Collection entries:
_ _ _

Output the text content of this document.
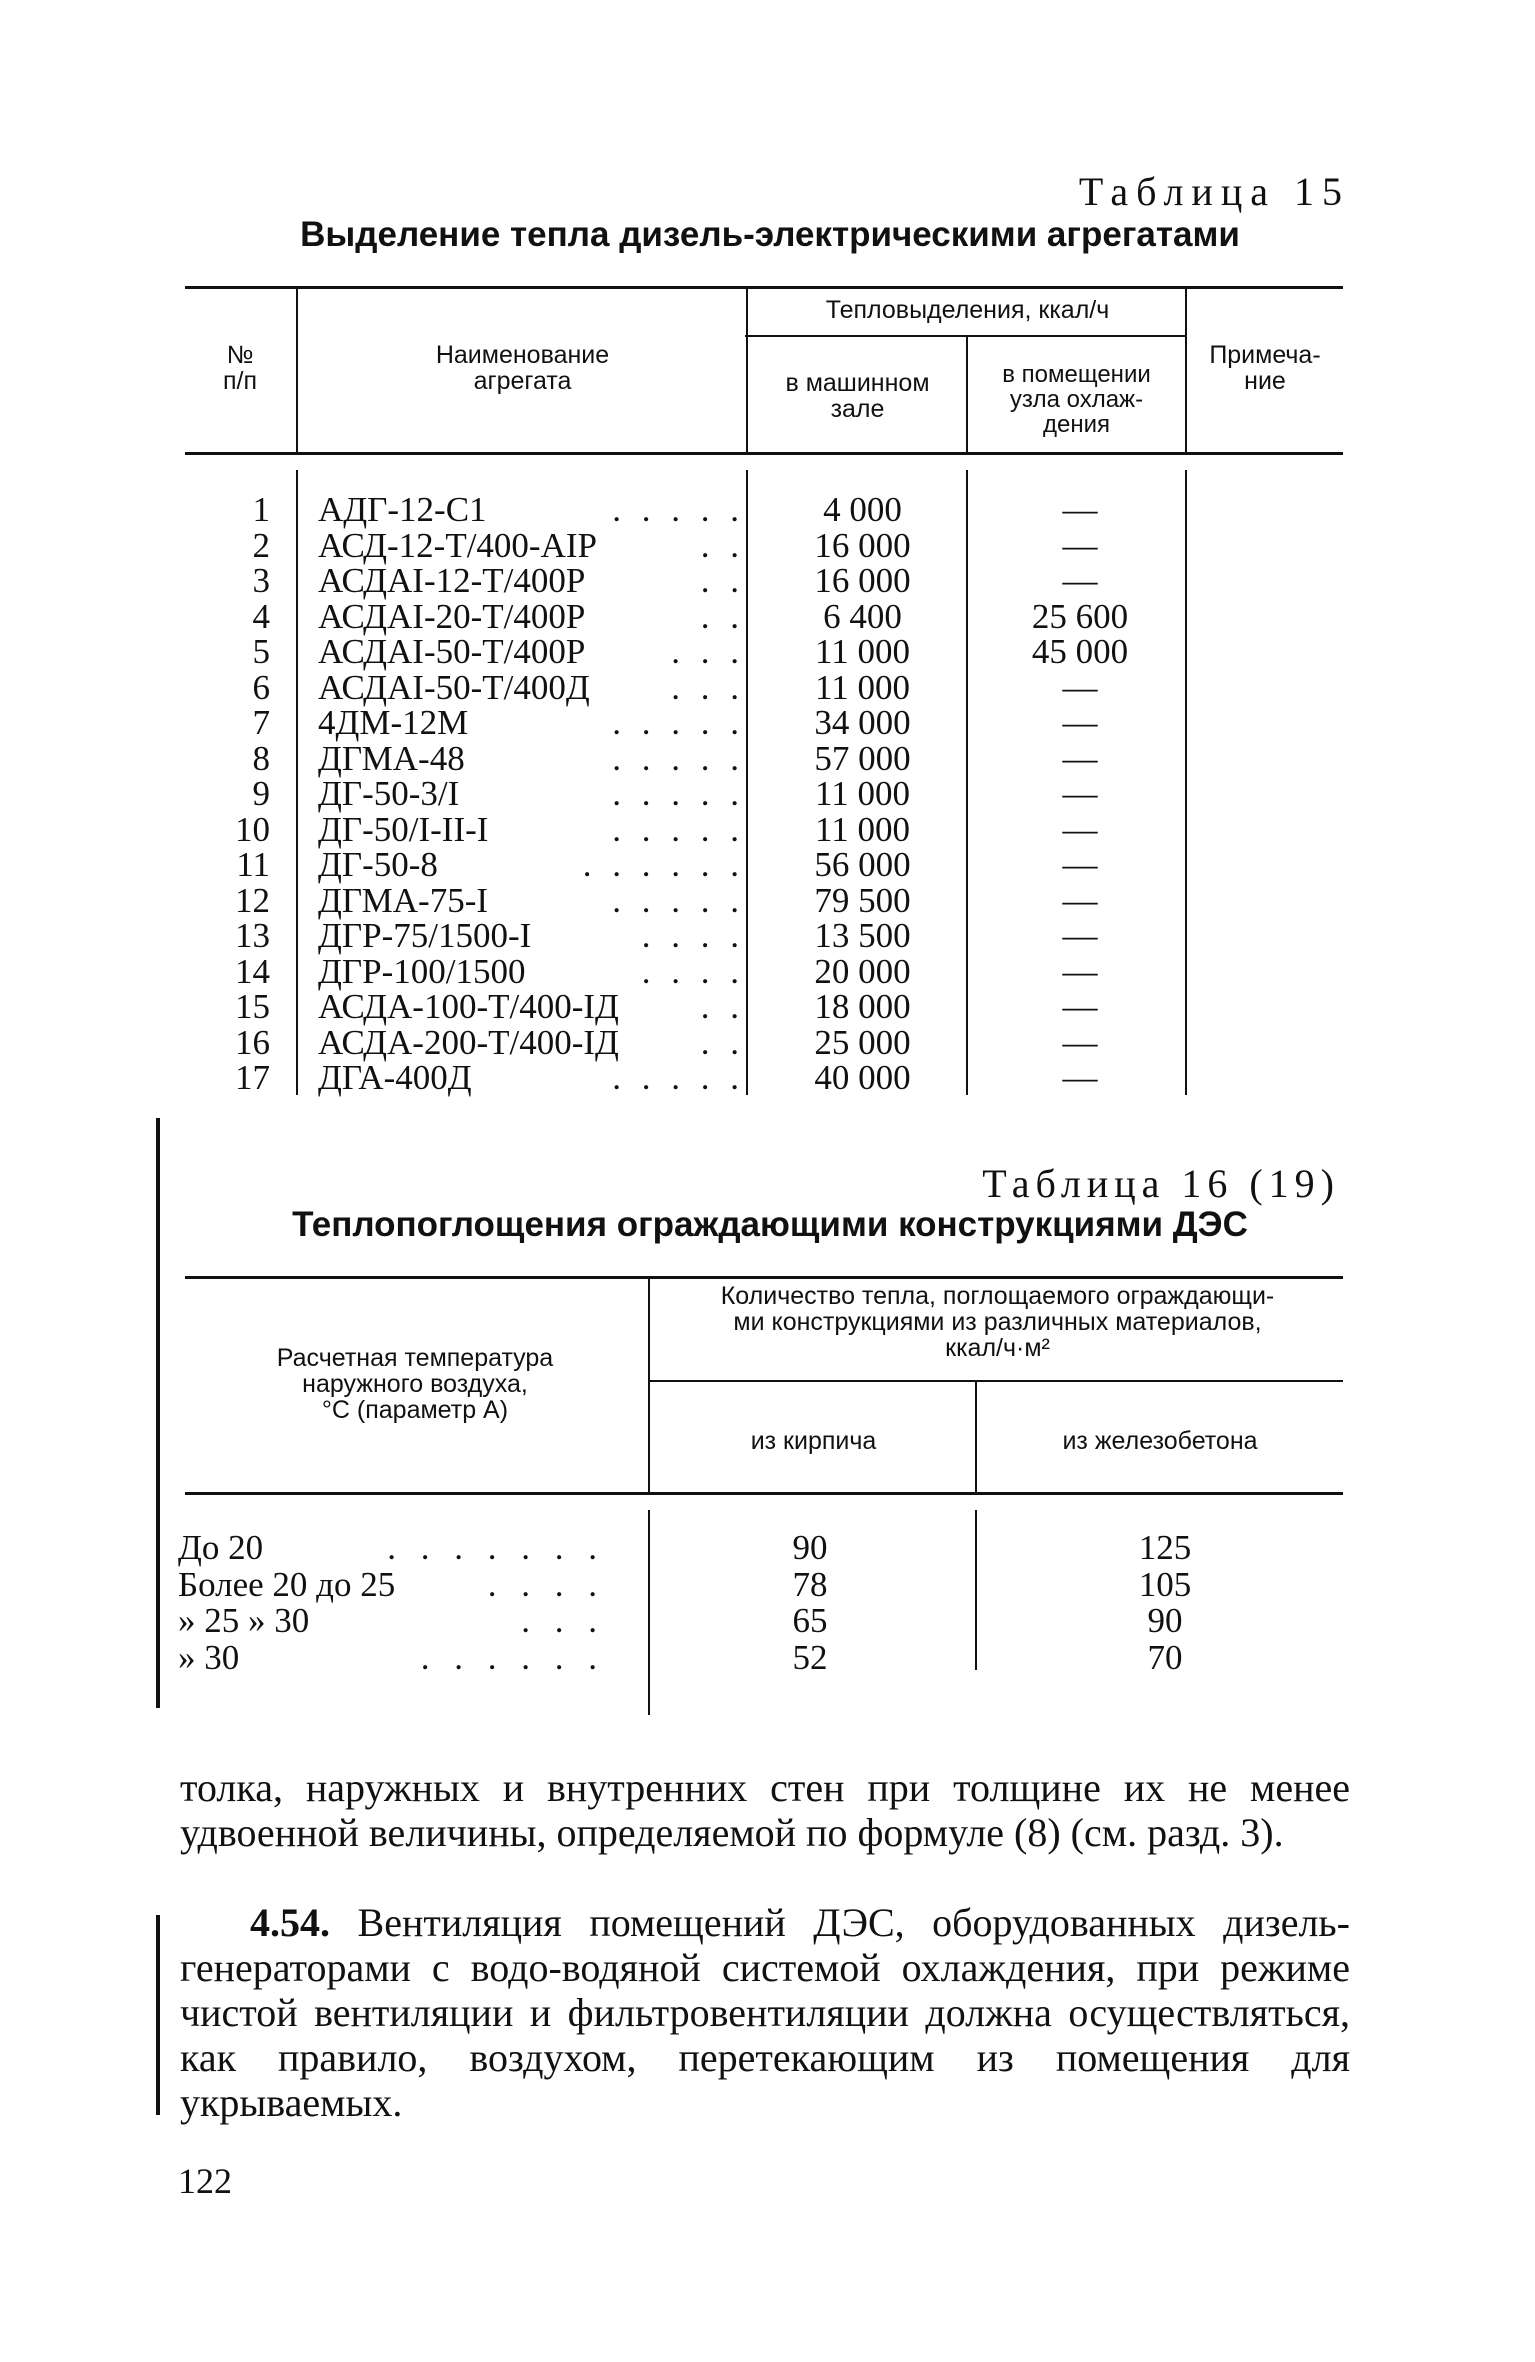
Таблица 15
Выделение тепла дизель-электрическими агрегатами
№
п/п
Наименование
агрегата
Тепловыделения, ккал/ч
в машинном
зале
в помещении
узла охлаж-
дения
Примеча-
ние
1
2
3
4
5
6
7
8
9
10
11
12
13
14
15
16
17
АДГ-12-С1
АСД-12-Т/400-АІР
АСДАІ-12-Т/400Р
АСДАІ-20-Т/400Р
АСДАІ-50-Т/400Р
АСДАІ-50-Т/400Д
4ДМ-12М
ДГМА-48
ДГ-50-3/І
ДГ-50/І-ІІ-І
ДГ-50-8
ДГМА-75-І
ДГР-75/1500-І
ДГР-100/1500
АСДА-100-Т/400-ІД
АСДА-200-Т/400-ІД
ДГА-400Д
. . . . .
. .
. .
. .
. . .
. . .
. . . . .
. . . . .
. . . . .
. . . . .
. . . . . .
. . . . .
. . . .
. . . .
. .
. .
. . . . .
4 000
16 000
16 000
6 400
11 000
11 000
34 000
57 000
11 000
11 000
56 000
79 500
13 500
20 000
18 000
25 000
40 000
—
—
—
25 600
45 000
—
—
—
—
—
—
—
—
—
—
—
—
Таблица 16 (19)
Теплопоглощения ограждающими конструкциями ДЭС
Расчетная температура
наружного воздуха,
°С (параметр А)
Количество тепла, поглощаемого ограждающи-
ми конструкциями из различных материалов,
ккал/ч·м²
из кирпича	из железобетона
До 20
Более 20 до 25
» 25 » 30
» 30
. . . . . . .
. . . .
. . .
. . . . . .
90
78
65
52
125
105
90
70
толка, наружных и внутренних стен при толщине их не менее удвоенной величины, определяемой по формуле (8) (см. разд. 3).
4.54. Вентиляция помещений ДЭС, оборудованных дизель-генераторами с водо-водяной системой охлаждения, при режиме чистой вентиляции и фильтровентиляции должна осуществляться, как правило, воздухом, перетекающим из помещения для укрываемых.
122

_ _ _

**Task directions:**
Leave out the pictures and retype every line above exactly.

**Solution to this task:**
Output the text content of this document.
Таблица 15
Выделение тепла дизель-электрическими агрегатами
№
п/п
Наименование
агрегата
Тепловыделения, ккал/ч
в машинном
зале
в помещении
узла охлаж-
дения
Примеча-
ние
1
2
3
4
5
6
7
8
9
10
11
12
13
14
15
16
17
АДГ-12-С1
АСД-12-Т/400-АІР
АСДАІ-12-Т/400Р
АСДАІ-20-Т/400Р
АСДАІ-50-Т/400Р
АСДАІ-50-Т/400Д
4ДМ-12М
ДГМА-48
ДГ-50-3/І
ДГ-50/І-ІІ-І
ДГ-50-8
ДГМА-75-І
ДГР-75/1500-І
ДГР-100/1500
АСДА-100-Т/400-ІД
АСДА-200-Т/400-ІД
ДГА-400Д
. . . . .
. .
. .
. .
. . .
. . .
. . . . .
. . . . .
. . . . .
. . . . .
. . . . . .
. . . . .
. . . .
. . . .
. .
. .
. . . . .
4 000
16 000
16 000
6 400
11 000
11 000
34 000
57 000
11 000
11 000
56 000
79 500
13 500
20 000
18 000
25 000
40 000
—
—
—
25 600
45 000
—
—
—
—
—
—
—
—
—
—
—
—
Таблица 16 (19)
Теплопоглощения ограждающими конструкциями ДЭС
Расчетная температура
наружного воздуха,
°С (параметр А)
Количество тепла, поглощаемого ограждающи-
ми конструкциями из различных материалов,
ккал/ч·м²
из кирпича	из железобетона
До 20
Более 20 до 25
» 25 » 30
» 30
. . . . . . .
. . . .
. . .
. . . . . .
90
78
65
52
125
105
90
70
толка, наружных и внутренних стен при толщине их не менее удвоенной величины, определяемой по формуле (8) (см. разд. 3).
4.54. Вентиляция помещений ДЭС, оборудованных дизель-генераторами с водо-водяной системой охлаждения, при режиме чистой вентиляции и фильтровентиляции должна осуществляться, как правило, воздухом, перетекающим из помещения для укрываемых.
122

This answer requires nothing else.